:: PROBLEM DESCRIPTION ::
Identify and copy all lines of the material where the string "over" is found.
======== SUPPLIED RECORDS ========
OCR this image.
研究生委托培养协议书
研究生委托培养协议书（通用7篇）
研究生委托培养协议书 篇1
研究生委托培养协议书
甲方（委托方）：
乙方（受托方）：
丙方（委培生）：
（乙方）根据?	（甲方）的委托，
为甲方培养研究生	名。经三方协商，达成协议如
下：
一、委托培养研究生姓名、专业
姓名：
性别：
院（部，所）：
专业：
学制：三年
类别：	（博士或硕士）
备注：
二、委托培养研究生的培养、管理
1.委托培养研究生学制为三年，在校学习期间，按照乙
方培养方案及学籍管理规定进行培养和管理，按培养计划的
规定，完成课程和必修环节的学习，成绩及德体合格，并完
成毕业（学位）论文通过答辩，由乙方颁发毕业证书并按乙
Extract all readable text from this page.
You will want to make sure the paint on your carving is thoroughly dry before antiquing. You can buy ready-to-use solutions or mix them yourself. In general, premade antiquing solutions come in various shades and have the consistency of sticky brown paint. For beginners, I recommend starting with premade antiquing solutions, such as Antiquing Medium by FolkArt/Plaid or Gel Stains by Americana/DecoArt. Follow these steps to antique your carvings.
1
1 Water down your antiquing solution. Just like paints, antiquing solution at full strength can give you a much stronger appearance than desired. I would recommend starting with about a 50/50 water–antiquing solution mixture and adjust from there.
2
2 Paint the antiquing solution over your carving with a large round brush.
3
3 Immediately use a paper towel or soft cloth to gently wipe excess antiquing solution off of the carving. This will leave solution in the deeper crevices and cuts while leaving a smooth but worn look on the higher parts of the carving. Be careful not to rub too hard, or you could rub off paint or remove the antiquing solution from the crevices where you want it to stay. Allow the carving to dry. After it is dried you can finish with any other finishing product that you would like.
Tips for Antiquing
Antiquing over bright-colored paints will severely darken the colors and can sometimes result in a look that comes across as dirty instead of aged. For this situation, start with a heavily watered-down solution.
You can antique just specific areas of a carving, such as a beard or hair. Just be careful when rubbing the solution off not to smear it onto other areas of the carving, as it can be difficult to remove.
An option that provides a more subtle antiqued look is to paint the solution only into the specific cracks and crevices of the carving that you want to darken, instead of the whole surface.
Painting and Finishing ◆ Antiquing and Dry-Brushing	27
========
:: ANSWER TO THIS PROBLEM ::
2 Paint the antiquing solution over your carving with a large round brush.
Antiquing over bright-colored paints will severely darken the colors and can sometimes result in a look that comes across as dirty instead of aged. For this situation, start with a heavily watered-down solution.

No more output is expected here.